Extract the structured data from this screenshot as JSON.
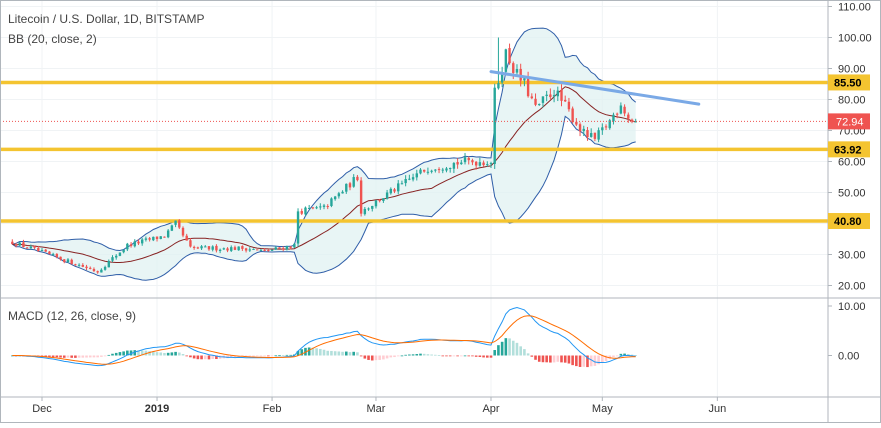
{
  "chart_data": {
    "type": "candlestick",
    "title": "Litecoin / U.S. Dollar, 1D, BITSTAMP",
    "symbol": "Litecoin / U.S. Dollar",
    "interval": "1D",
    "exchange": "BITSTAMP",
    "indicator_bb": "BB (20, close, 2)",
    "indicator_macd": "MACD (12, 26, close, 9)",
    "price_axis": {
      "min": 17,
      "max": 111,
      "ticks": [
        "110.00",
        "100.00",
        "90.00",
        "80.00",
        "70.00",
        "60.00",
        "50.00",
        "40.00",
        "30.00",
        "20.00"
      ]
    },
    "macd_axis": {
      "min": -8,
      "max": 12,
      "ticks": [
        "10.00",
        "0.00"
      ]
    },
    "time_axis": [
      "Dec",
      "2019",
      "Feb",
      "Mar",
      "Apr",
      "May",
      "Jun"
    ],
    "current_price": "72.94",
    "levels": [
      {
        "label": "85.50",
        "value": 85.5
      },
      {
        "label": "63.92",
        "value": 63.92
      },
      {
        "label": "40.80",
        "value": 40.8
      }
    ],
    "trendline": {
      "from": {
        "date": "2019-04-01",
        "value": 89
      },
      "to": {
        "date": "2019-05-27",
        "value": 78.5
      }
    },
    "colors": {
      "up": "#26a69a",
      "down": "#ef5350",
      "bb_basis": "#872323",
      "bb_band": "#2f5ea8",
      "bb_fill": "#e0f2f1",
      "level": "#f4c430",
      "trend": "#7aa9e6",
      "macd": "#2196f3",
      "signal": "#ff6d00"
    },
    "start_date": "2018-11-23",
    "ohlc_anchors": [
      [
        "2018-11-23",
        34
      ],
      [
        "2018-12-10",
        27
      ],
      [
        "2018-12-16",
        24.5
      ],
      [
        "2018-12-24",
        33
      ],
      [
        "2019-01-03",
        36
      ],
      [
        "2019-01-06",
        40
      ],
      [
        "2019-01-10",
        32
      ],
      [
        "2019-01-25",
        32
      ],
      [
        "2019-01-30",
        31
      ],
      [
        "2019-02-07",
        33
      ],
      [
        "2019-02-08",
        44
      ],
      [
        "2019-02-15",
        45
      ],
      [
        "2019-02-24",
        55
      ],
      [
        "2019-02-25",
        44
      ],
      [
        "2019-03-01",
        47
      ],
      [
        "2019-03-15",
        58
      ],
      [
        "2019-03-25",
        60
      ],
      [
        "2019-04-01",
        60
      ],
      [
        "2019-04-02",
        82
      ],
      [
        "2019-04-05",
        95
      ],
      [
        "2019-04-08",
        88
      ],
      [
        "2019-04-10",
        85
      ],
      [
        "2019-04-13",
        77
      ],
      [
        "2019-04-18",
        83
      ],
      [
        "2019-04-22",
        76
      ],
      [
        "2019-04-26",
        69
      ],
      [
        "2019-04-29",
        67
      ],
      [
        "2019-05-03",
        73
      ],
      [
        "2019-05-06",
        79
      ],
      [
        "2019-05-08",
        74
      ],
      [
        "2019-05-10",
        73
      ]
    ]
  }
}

━━━

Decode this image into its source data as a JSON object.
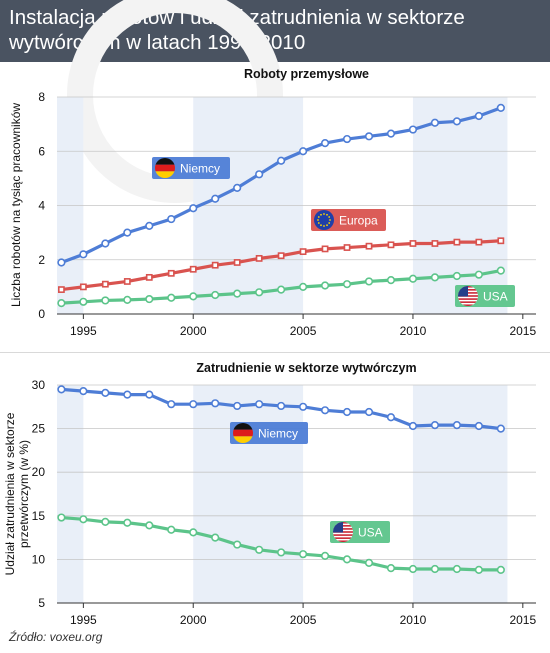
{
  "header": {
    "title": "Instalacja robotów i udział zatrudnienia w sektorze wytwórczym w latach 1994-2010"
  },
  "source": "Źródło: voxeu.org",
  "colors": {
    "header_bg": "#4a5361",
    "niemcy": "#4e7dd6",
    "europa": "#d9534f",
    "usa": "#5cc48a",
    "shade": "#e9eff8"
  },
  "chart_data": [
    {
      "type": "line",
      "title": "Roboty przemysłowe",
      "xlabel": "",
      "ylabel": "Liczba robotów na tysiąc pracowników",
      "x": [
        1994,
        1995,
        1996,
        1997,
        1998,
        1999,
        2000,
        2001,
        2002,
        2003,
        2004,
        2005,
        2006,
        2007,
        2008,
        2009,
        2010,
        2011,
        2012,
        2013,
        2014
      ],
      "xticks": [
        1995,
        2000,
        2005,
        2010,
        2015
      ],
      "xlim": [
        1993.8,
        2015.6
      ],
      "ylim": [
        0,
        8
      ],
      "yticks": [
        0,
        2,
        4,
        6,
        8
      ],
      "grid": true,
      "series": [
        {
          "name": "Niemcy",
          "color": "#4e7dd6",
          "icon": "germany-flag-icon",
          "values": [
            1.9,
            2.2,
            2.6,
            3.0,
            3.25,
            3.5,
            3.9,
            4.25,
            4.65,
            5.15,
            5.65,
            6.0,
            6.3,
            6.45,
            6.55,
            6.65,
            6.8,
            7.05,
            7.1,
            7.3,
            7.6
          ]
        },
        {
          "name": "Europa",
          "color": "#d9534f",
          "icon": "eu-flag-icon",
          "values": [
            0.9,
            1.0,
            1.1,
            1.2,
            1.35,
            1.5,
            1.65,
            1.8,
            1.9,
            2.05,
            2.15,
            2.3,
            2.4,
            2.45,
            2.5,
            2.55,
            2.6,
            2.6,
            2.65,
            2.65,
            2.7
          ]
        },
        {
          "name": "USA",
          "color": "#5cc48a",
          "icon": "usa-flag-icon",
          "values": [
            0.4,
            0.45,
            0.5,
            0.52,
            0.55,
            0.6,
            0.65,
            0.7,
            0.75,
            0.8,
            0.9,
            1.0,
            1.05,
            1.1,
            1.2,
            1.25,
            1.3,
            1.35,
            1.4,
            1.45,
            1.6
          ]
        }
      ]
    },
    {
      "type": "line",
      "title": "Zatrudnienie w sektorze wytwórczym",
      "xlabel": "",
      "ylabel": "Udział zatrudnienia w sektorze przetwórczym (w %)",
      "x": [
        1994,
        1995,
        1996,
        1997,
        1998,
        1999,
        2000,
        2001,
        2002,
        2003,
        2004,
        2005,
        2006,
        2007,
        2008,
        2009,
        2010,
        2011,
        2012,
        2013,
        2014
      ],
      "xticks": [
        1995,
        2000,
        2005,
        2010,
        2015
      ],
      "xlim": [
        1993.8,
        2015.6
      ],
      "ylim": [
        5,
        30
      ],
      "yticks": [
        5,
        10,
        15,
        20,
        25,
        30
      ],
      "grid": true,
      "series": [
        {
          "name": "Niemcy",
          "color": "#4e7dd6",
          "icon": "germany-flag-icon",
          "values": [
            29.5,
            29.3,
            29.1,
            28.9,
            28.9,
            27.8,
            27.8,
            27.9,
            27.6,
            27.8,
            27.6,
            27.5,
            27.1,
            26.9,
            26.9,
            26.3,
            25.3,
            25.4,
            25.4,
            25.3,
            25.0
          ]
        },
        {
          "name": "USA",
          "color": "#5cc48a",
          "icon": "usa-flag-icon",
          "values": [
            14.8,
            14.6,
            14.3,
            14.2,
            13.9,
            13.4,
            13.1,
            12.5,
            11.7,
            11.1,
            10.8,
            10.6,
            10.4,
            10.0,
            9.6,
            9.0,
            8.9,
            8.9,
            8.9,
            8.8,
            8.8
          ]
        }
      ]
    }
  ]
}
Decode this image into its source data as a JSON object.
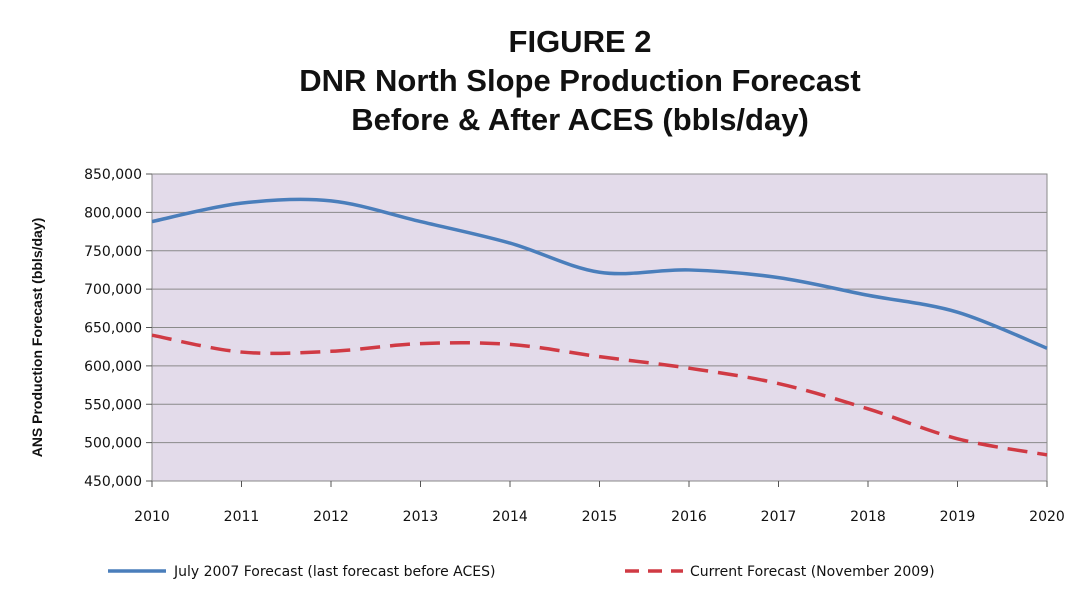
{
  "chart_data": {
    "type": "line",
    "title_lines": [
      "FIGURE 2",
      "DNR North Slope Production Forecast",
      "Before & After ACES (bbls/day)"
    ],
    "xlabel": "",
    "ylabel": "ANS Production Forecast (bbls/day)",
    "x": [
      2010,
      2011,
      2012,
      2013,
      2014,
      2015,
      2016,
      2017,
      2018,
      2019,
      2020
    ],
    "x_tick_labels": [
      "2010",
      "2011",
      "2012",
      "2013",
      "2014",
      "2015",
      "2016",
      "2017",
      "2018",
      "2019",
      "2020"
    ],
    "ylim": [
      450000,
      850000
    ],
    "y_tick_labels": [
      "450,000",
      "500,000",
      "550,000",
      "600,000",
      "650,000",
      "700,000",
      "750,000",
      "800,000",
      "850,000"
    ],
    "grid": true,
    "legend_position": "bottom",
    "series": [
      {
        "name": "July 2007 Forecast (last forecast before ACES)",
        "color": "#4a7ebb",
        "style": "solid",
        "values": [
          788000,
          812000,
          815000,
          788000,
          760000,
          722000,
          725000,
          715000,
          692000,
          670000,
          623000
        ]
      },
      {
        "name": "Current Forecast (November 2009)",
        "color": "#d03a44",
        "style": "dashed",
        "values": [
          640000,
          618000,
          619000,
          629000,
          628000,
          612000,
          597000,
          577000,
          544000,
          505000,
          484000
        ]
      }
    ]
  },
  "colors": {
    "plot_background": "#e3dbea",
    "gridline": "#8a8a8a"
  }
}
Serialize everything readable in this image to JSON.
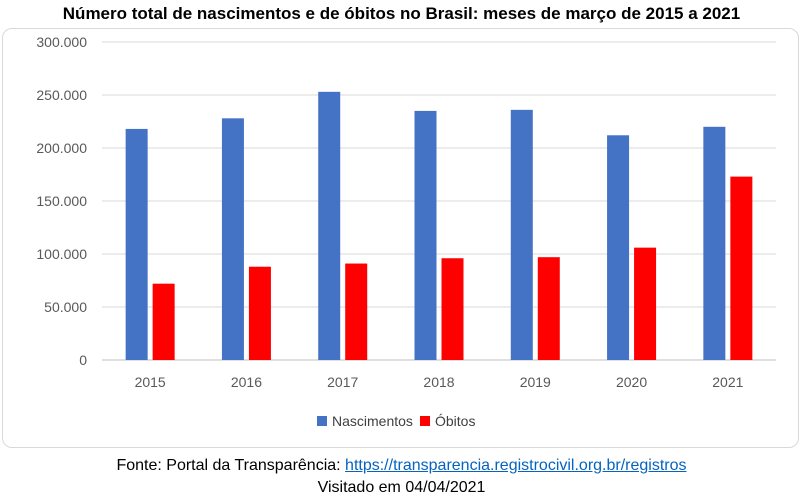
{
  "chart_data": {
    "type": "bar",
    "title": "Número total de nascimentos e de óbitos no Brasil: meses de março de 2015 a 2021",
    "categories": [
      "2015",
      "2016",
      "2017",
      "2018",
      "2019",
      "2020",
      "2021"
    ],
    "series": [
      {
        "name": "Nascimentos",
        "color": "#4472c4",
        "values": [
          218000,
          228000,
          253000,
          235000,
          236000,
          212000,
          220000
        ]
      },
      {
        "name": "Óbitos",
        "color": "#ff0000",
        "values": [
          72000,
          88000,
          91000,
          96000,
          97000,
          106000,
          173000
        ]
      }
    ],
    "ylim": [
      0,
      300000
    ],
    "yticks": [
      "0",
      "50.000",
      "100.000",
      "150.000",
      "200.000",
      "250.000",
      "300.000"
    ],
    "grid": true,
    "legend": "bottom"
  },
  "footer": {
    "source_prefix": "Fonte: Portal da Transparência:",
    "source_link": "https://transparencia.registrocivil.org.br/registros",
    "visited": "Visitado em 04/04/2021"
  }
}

━━━

Look above for lines with the word "from" and copy them all.

**Answer to the problem**.
Extract the structured data from this screenshot as JSON.
      "from": {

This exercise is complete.